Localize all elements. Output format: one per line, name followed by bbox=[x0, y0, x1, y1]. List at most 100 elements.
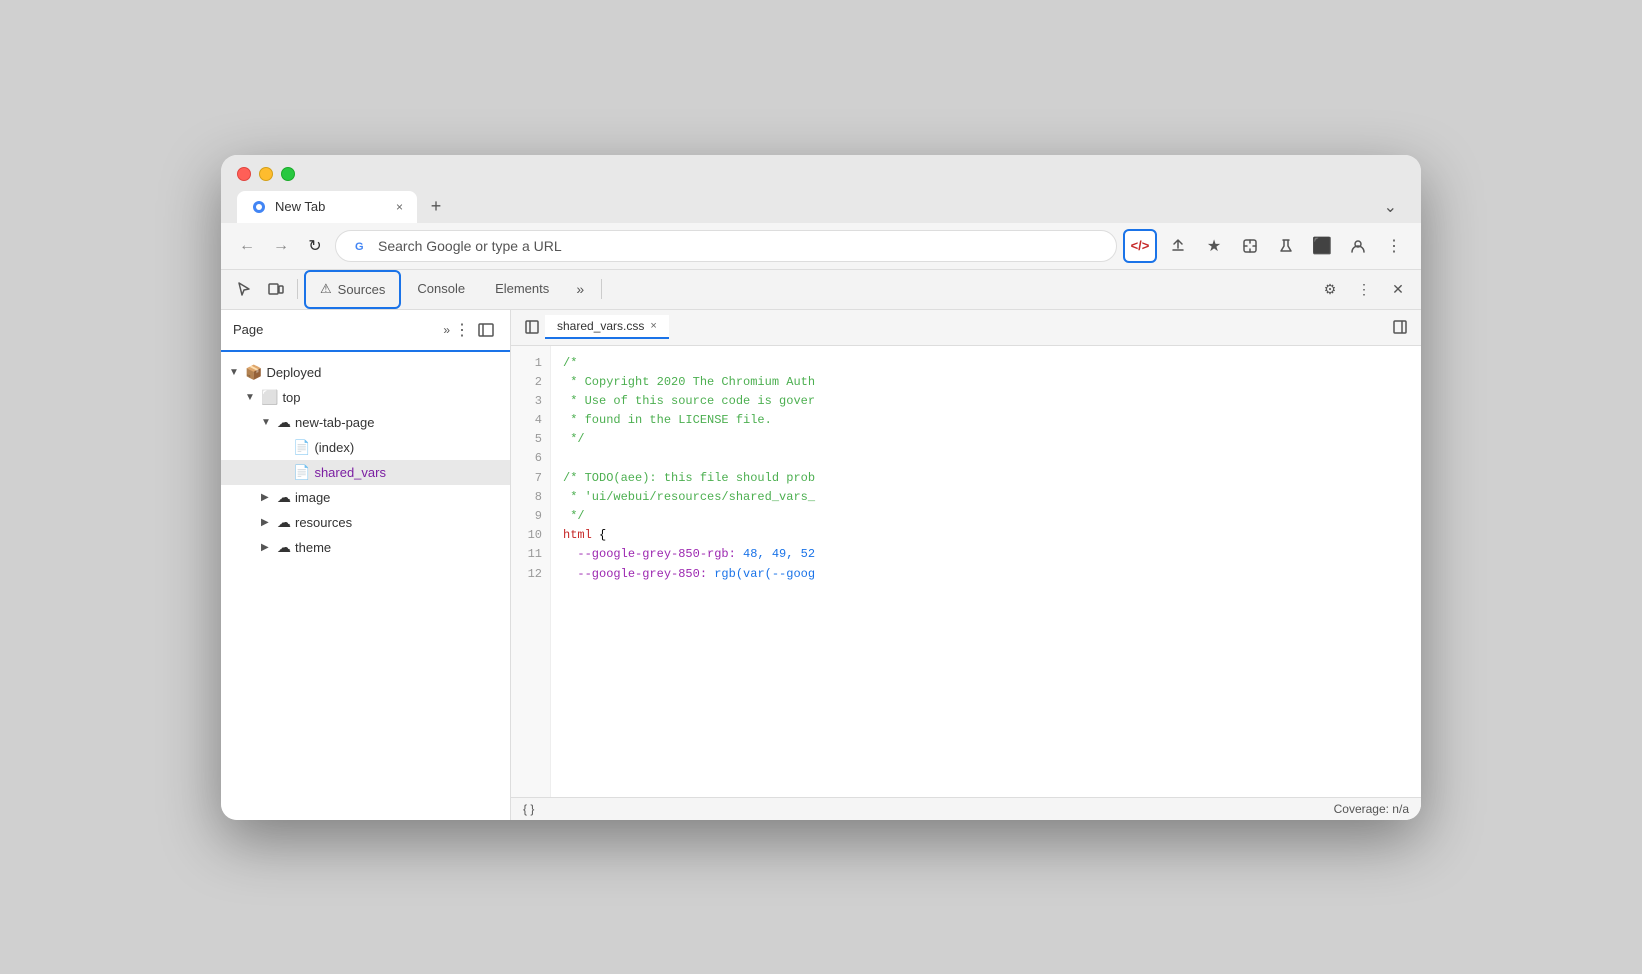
resources-label: resources bbox=[295, 515, 352, 530]
extensions-button[interactable] bbox=[1235, 231, 1265, 261]
browser-toolbar: ← → ↻ G Search Google or type a URL </> … bbox=[221, 223, 1421, 270]
code-content: 1 2 3 4 5 6 7 8 9 10 11 12 /* * C bbox=[511, 346, 1421, 797]
tab-list-button[interactable]: ⌄ bbox=[1376, 193, 1405, 221]
devtools-icon-wrapper: </> bbox=[1123, 229, 1157, 263]
cloud-icon: ☁ bbox=[277, 414, 291, 431]
file-icon-purple: 📄 bbox=[293, 464, 310, 481]
forward-button[interactable]: → bbox=[267, 232, 295, 260]
tree-item-top[interactable]: ▼ ⬜ top bbox=[221, 385, 510, 410]
file-tree-content: ▼ 📦 Deployed ▼ ⬜ top ▼ ☁ new-tab-page bbox=[221, 352, 510, 820]
address-bar[interactable]: G Search Google or type a URL bbox=[335, 230, 1117, 262]
code-tab-bar: shared_vars.css × bbox=[511, 310, 1421, 346]
console-tab-label: Console bbox=[417, 281, 465, 296]
lab-button[interactable] bbox=[1271, 231, 1301, 261]
sidebar-icon bbox=[525, 320, 539, 334]
refresh-button[interactable]: ↻ bbox=[301, 232, 329, 260]
file-tree-options-button[interactable]: ⋮ bbox=[454, 320, 470, 340]
file-tree-header: Page » ⋮ bbox=[221, 310, 510, 352]
back-button[interactable]: ← bbox=[233, 232, 261, 260]
chevron-right-icon: ▶ bbox=[261, 542, 273, 553]
elements-tab-label: Elements bbox=[495, 281, 549, 296]
chrome-favicon bbox=[251, 199, 267, 215]
active-tab[interactable]: New Tab × bbox=[237, 191, 417, 223]
code-editor[interactable]: /* * Copyright 2020 The Chromium Auth * … bbox=[551, 346, 1421, 797]
collapse-code-sidebar-button[interactable] bbox=[1387, 314, 1413, 340]
browser-window: New Tab × + ⌄ ← → ↻ G Search Google or t… bbox=[221, 155, 1421, 820]
chevron-down-icon: ▼ bbox=[261, 417, 273, 428]
sources-tab-label: Sources bbox=[338, 282, 386, 297]
tree-item-deployed[interactable]: ▼ 📦 Deployed bbox=[221, 360, 510, 385]
close-devtools-button[interactable]: ✕ bbox=[1383, 274, 1413, 304]
sidebar-toggle-icon bbox=[478, 322, 494, 338]
devtools-main: Page » ⋮ ▼ � bbox=[221, 310, 1421, 820]
devtools-icon: </> bbox=[1131, 238, 1150, 253]
google-icon: G bbox=[352, 237, 370, 255]
devtools-panel: ⚠ Sources Console Elements » ⚙ ⋮ ✕ Page bbox=[221, 270, 1421, 820]
more-options-button[interactable]: ⋮ bbox=[1349, 274, 1379, 304]
cloud-icon: ☁ bbox=[277, 514, 291, 531]
code-tab-close-button[interactable]: × bbox=[650, 320, 656, 332]
share-icon bbox=[1170, 238, 1186, 254]
tab-sources[interactable]: ⚠ Sources bbox=[304, 270, 401, 309]
device-toolbar-button[interactable] bbox=[261, 274, 291, 304]
bookmark-button[interactable]: ★ bbox=[1199, 231, 1229, 261]
collapse-icon bbox=[1393, 320, 1407, 334]
more-tabs-button[interactable]: » bbox=[565, 274, 595, 304]
tree-item-shared-vars[interactable]: ▶ 📄 shared_vars bbox=[221, 460, 510, 485]
profile-button[interactable] bbox=[1343, 231, 1373, 261]
settings-button[interactable]: ⚙ bbox=[1315, 274, 1345, 304]
newtabpage-label: new-tab-page bbox=[295, 415, 375, 430]
chevron-down-icon: ▼ bbox=[229, 367, 241, 378]
tab-console[interactable]: Console bbox=[403, 270, 479, 309]
top-icon: ⬜ bbox=[261, 389, 278, 406]
cloud-icon: ☁ bbox=[277, 489, 291, 506]
toolbar-separator-1 bbox=[297, 279, 298, 299]
devtools-topbar: ⚠ Sources Console Elements » ⚙ ⋮ ✕ bbox=[221, 270, 1421, 310]
share-button[interactable] bbox=[1163, 231, 1193, 261]
title-bar: New Tab × + ⌄ bbox=[221, 155, 1421, 223]
toggle-sources-sidebar-button[interactable] bbox=[519, 314, 545, 340]
sidebar-button[interactable]: ⬛ bbox=[1307, 231, 1337, 261]
puzzle-icon bbox=[1242, 238, 1258, 254]
cursor-icon bbox=[236, 281, 252, 297]
inspect-element-button[interactable] bbox=[229, 274, 259, 304]
chevron-down-icon: ▼ bbox=[245, 392, 257, 403]
deployed-icon: 📦 bbox=[245, 364, 262, 381]
chevron-right-icon: ▶ bbox=[261, 492, 273, 503]
code-statusbar: { } Coverage: n/a bbox=[511, 797, 1421, 820]
file-tree-header-actions: » ⋮ bbox=[443, 320, 470, 340]
minimize-traffic-light[interactable] bbox=[259, 167, 273, 181]
tab-title: New Tab bbox=[275, 199, 325, 214]
more-panels-button[interactable]: » bbox=[443, 323, 450, 337]
pretty-print-button[interactable]: { } bbox=[523, 802, 534, 816]
toggle-sidebar-button[interactable] bbox=[474, 318, 498, 342]
sharedvars-label: shared_vars bbox=[314, 465, 386, 480]
svg-text:G: G bbox=[355, 241, 364, 253]
code-file-tab[interactable]: shared_vars.css × bbox=[545, 315, 669, 339]
tree-item-newtabpage[interactable]: ▼ ☁ new-tab-page bbox=[221, 410, 510, 435]
maximize-traffic-light[interactable] bbox=[281, 167, 295, 181]
tab-bar: New Tab × + ⌄ bbox=[237, 191, 1405, 223]
devtools-topbar-right: ⚙ ⋮ ✕ bbox=[1315, 274, 1413, 304]
devtools-toggle-button[interactable]: </> bbox=[1123, 229, 1157, 263]
coverage-status: Coverage: n/a bbox=[1334, 802, 1409, 816]
address-text: Search Google or type a URL bbox=[378, 238, 562, 254]
tree-item-resources[interactable]: ▶ ☁ resources bbox=[221, 510, 510, 535]
menu-button[interactable]: ⋮ bbox=[1379, 231, 1409, 261]
warning-icon: ⚠ bbox=[320, 281, 332, 297]
theme-label: theme bbox=[295, 540, 331, 555]
traffic-lights bbox=[237, 167, 1405, 181]
tab-close-button[interactable]: × bbox=[396, 200, 403, 214]
file-tree-title: Page bbox=[233, 322, 263, 337]
tree-item-index[interactable]: ▶ 📄 (index) bbox=[221, 435, 510, 460]
profile-icon bbox=[1350, 238, 1366, 254]
deployed-label: Deployed bbox=[266, 365, 321, 380]
tree-item-theme[interactable]: ▶ ☁ theme bbox=[221, 535, 510, 560]
tree-item-image[interactable]: ▶ ☁ image bbox=[221, 485, 510, 510]
new-tab-button[interactable]: + bbox=[421, 192, 451, 222]
toolbar-separator-2 bbox=[601, 279, 602, 299]
close-traffic-light[interactable] bbox=[237, 167, 251, 181]
chevron-right-icon: ▶ bbox=[261, 517, 273, 528]
file-icon: 📄 bbox=[293, 439, 310, 456]
tab-elements[interactable]: Elements bbox=[481, 270, 563, 309]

● **Exercise task**: Give the lines of each row above as a JSON list of strings, one string per line and no blank lines, and leave out the pictures.

● **The result**:
[
  "Localize all elements. Output format: one per line, name followed by bbox=[x0, y0, x1, y1]. List at most 100 elements.",
  "resources-label: resources bbox=[295, 515, 352, 530]",
  "extensions-button[interactable] bbox=[1235, 231, 1265, 261]",
  "browser-toolbar: ← → ↻ G Search Google or type a URL </> … bbox=[221, 223, 1421, 270]",
  "code-content: 1 2 3 4 5 6 7 8 9 10 11 12 /* * C bbox=[511, 346, 1421, 797]",
  "tab-list-button[interactable]: ⌄ bbox=[1376, 193, 1405, 221]",
  "devtools-icon-wrapper: </> bbox=[1123, 229, 1157, 263]",
  "cloud-icon: ☁ bbox=[277, 414, 291, 431]",
  "file-icon-purple: 📄 bbox=[293, 464, 310, 481]",
  "forward-button[interactable]: → bbox=[267, 232, 295, 260]",
  "tree-item-top[interactable]: ▼ ⬜ top bbox=[221, 385, 510, 410]",
  "file-tree-content: ▼ 📦 Deployed ▼ ⬜ top ▼ ☁ new-tab-page bbox=[221, 352, 510, 820]",
  "address-bar[interactable]: G Search Google or type a URL bbox=[335, 230, 1117, 262]",
  "code-tab-bar: shared_vars.css × bbox=[511, 310, 1421, 346]",
  "console-tab-label: Console bbox=[417, 281, 465, 296]",
  "lab-button[interactable] bbox=[1271, 231, 1301, 261]",
  "sidebar-icon bbox=[525, 320, 539, 334]",
  "refresh-button[interactable]: ↻ bbox=[301, 232, 329, 260]",
  "file-tree-options-button[interactable]: ⋮ bbox=[454, 320, 470, 340]",
  "file-tree-header: Page » ⋮ bbox=[221, 310, 510, 352]",
  "back-button[interactable]: ← bbox=[233, 232, 261, 260]",
  "chevron-right-icon: ▶ bbox=[261, 542, 273, 553]",
  "elements-tab-label: Elements bbox=[495, 281, 549, 296]",
  "chrome-favicon bbox=[251, 199, 267, 215]",
  "active-tab[interactable]: New Tab × bbox=[237, 191, 417, 223]",
  "code-editor[interactable]: /* * Copyright 2020 The Chromium Auth * … bbox=[551, 346, 1421, 797]",
  "collapse-code-sidebar-button[interactable] bbox=[1387, 314, 1413, 340]",
  "browser-window: New Tab × + ⌄ ← → ↻ G Search Google or t… bbox=[221, 155, 1421, 820]",
  "chevron-down-icon: ▼ bbox=[261, 417, 273, 428]",
  "sources-tab-label: Sources bbox=[338, 282, 386, 297]",
  "tree-item-deployed[interactable]: ▼ 📦 Deployed bbox=[221, 360, 510, 385]",
  "close-devtools-button[interactable]: ✕ bbox=[1383, 274, 1413, 304]",
  "sidebar-toggle-icon bbox=[478, 322, 494, 338]",
  "devtools-main: Page » ⋮ ▼ � bbox=[221, 310, 1421, 820]",
  "devtools-icon: </> bbox=[1131, 238, 1150, 253]",
  "google-icon: G bbox=[352, 237, 370, 255]",
  "devtools-panel: ⚠ Sources Console Elements » ⚙ ⋮ ✕ Page bbox=[221, 270, 1421, 820]",
  "more-options-button[interactable]: ⋮ bbox=[1349, 274, 1379, 304]",
  "cloud-icon: ☁ bbox=[277, 514, 291, 531]",
  "code-tab-close-button[interactable]: × bbox=[650, 320, 656, 332]",
  "share-icon bbox=[1170, 238, 1186, 254]",
  "tab-sources[interactable]: ⚠ Sources bbox=[304, 270, 401, 309]",
  "device-toolbar-button[interactable] bbox=[261, 274, 291, 304]",
  "bookmark-button[interactable]: ★ bbox=[1199, 231, 1229, 261]",
  "collapse-icon bbox=[1393, 320, 1407, 334]",
  "more-tabs-button[interactable]: » bbox=[565, 274, 595, 304]",
  "tree-item-shared-vars[interactable]: ▶ 📄 shared_vars bbox=[221, 460, 510, 485]",
  "profile-button[interactable] bbox=[1343, 231, 1373, 261]",
  "settings-button[interactable]: ⚙ bbox=[1315, 274, 1345, 304]",
  "newtabpage-label: new-tab-page bbox=[295, 415, 375, 430]",
  "chevron-down-icon: ▼ bbox=[229, 367, 241, 378]",
  "tab-console[interactable]: Console bbox=[403, 270, 479, 309]",
  "top-icon: ⬜ bbox=[261, 389, 278, 406]",
  "cloud-icon: ☁ bbox=[277, 489, 291, 506]",
  "toolbar-separator-1 bbox=[297, 279, 298, 299]",
  "devtools-topbar: ⚠ Sources Console Elements » ⚙ ⋮ ✕ bbox=[221, 270, 1421, 310]",
  "share-button[interactable] bbox=[1163, 231, 1193, 261]",
  "title-bar: New Tab × + ⌄ bbox=[221, 155, 1421, 223]",
  "toggle-sources-sidebar-button[interactable] bbox=[519, 314, 545, 340]",
  "sidebar-button[interactable]: ⬛ bbox=[1307, 231, 1337, 261]",
  "puzzle-icon bbox=[1242, 238, 1258, 254]",
  "cursor-icon bbox=[236, 281, 252, 297]",
  "inspect-element-button[interactable] bbox=[229, 274, 259, 304]",
  "chevron-down-icon: ▼ bbox=[245, 392, 257, 403]",
  "deployed-icon: 📦 bbox=[245, 364, 262, 381]",
  "chevron-right-icon: ▶ bbox=[261, 492, 273, 503]",
  "code-statusbar: { } Coverage: n/a bbox=[511, 797, 1421, 820]",
  "file-tree-header-actions: » ⋮ bbox=[443, 320, 470, 340]",
  "minimize-traffic-light[interactable] bbox=[259, 167, 273, 181]",
  "tab-title: New Tab bbox=[275, 199, 325, 214]",
  "more-panels-button[interactable]: » bbox=[443, 323, 450, 337]",
  "pretty-print-button[interactable]: { } bbox=[523, 802, 534, 816]",
  "toggle-sidebar-button[interactable] bbox=[474, 318, 498, 342]",
  "sharedvars-label: shared_vars bbox=[314, 465, 386, 480]",
  "svg-text:G: G bbox=[355, 241, 364, 253]",
  "code-file-tab[interactable]: shared_vars.css × bbox=[545, 315, 669, 339]",
  "tree-item-newtabpage[interactable]: ▼ ☁ new-tab-page bbox=[221, 410, 510, 435]",
  "maximize-traffic-light[interactable] bbox=[281, 167, 295, 181]",
  "tab-bar: New Tab × + ⌄ bbox=[237, 191, 1405, 223]",
  "devtools-topbar-right: ⚙ ⋮ ✕ bbox=[1315, 274, 1413, 304]",
  "devtools-toggle-button[interactable]: </> bbox=[1123, 229, 1157, 263]",
  "coverage-status: Coverage: n/a bbox=[1334, 802, 1409, 816]",
  "address-text: Search Google or type a URL bbox=[378, 238, 562, 254]",
  "tree-item-resources[interactable]: ▶ ☁ resources bbox=[221, 510, 510, 535]",
  "menu-button[interactable]: ⋮ bbox=[1379, 231, 1409, 261]",
  "warning-icon: ⚠ bbox=[320, 281, 332, 297]",
  "theme-label: theme bbox=[295, 540, 331, 555]",
  "traffic-lights bbox=[237, 167, 1405, 181]",
  "tab-close-button[interactable]: × bbox=[396, 200, 403, 214]",
  "file-tree-title: Page bbox=[233, 322, 263, 337]",
  "tree-item-index[interactable]: ▶ 📄 (index) bbox=[221, 435, 510, 460]",
  "profile-icon bbox=[1350, 238, 1366, 254]",
  "deployed-label: Deployed bbox=[266, 365, 321, 380]",
  "tree-item-theme[interactable]: ▶ ☁ theme bbox=[221, 535, 510, 560]",
  "tree-item-image[interactable]: ▶ ☁ image bbox=[221, 485, 510, 510]",
  "new-tab-button[interactable]: + bbox=[421, 192, 451, 222]",
  "toolbar-separator-2 bbox=[601, 279, 602, 299]",
  "close-traffic-light[interactable] bbox=[237, 167, 251, 181]",
  "chevron-right-icon: ▶ bbox=[261, 517, 273, 528]",
  "file-icon: 📄 bbox=[293, 439, 310, 456]",
  "tab-elements[interactable]: Elements bbox=[481, 270, 563, 309]"
]